STORED DATA →
-- Begin --
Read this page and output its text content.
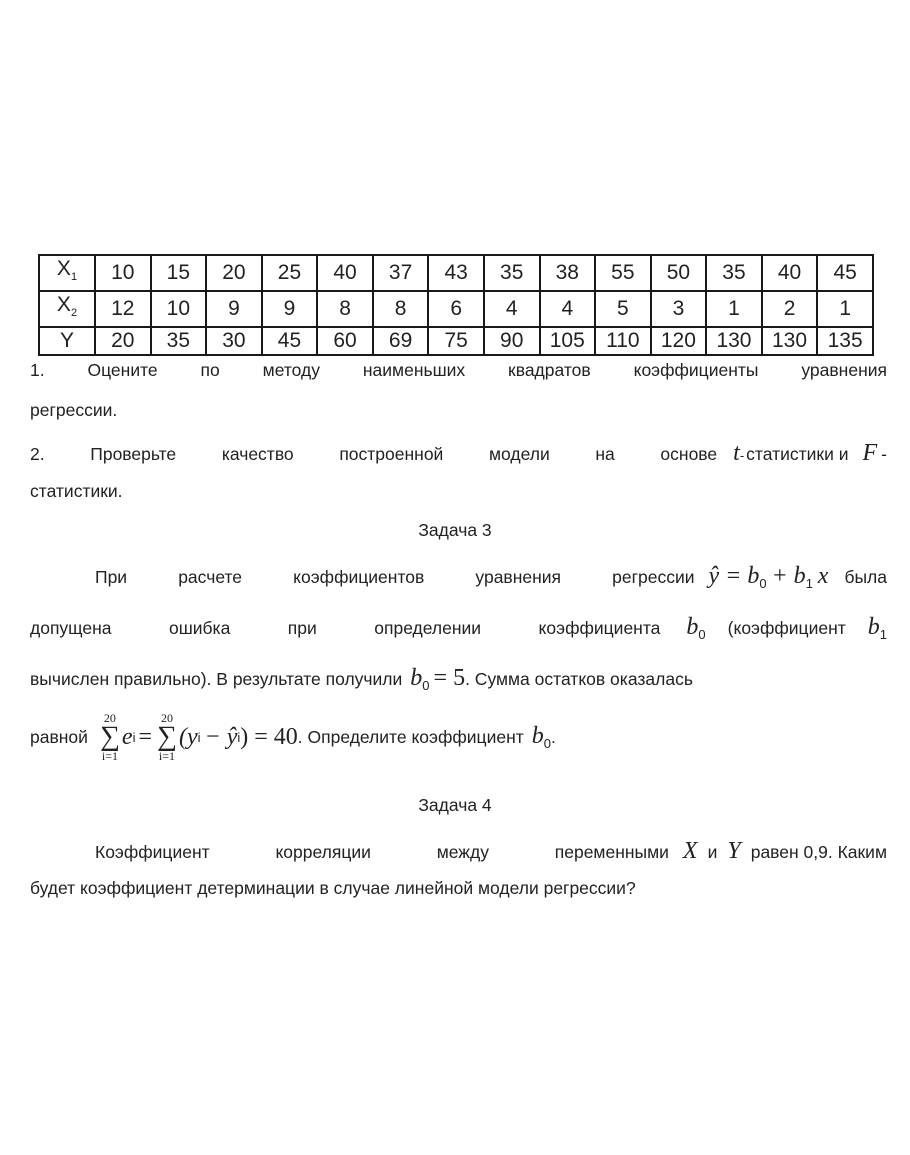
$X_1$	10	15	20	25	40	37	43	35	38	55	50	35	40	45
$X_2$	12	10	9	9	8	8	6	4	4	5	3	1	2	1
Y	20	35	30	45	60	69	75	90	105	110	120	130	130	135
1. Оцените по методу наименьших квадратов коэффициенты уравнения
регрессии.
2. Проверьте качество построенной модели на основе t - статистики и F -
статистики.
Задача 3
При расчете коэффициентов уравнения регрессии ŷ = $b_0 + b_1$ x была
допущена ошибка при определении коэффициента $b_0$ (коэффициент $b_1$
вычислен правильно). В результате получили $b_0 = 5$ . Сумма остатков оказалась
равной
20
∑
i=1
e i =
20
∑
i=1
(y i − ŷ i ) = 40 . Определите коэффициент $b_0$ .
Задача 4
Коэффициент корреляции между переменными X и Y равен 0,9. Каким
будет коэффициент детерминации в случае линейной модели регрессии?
-- End --
PROBLEM TO WORK ON → Copy the records word for word, leaving no picture in the copy.

RESULT FOR THIS TASK →
Read this page and output its text content.
$X_1$	10	15	20	25	40	37	43	35	38	55	50	35	40	45
$X_2$	12	10	9	9	8	8	6	4	4	5	3	1	2	1
Y	20	35	30	45	60	69	75	90	105	110	120	130	130	135
1. Оцените по методу наименьших квадратов коэффициенты уравнения
регрессии.
2. Проверьте качество построенной модели на основе t - статистики и F -
статистики.
Задача 3
При расчете коэффициентов уравнения регрессии ŷ = $b_0 + b_1$ x была
допущена ошибка при определении коэффициента $b_0$ (коэффициент $b_1$
вычислен правильно). В результате получили $b_0 = 5$ . Сумма остатков оказалась
равной
20
∑
i=1
e i =
20
∑
i=1
(y i − ŷ i ) = 40 . Определите коэффициент $b_0$ .
Задача 4
Коэффициент корреляции между переменными X и Y равен 0,9. Каким
будет коэффициент детерминации в случае линейной модели регрессии?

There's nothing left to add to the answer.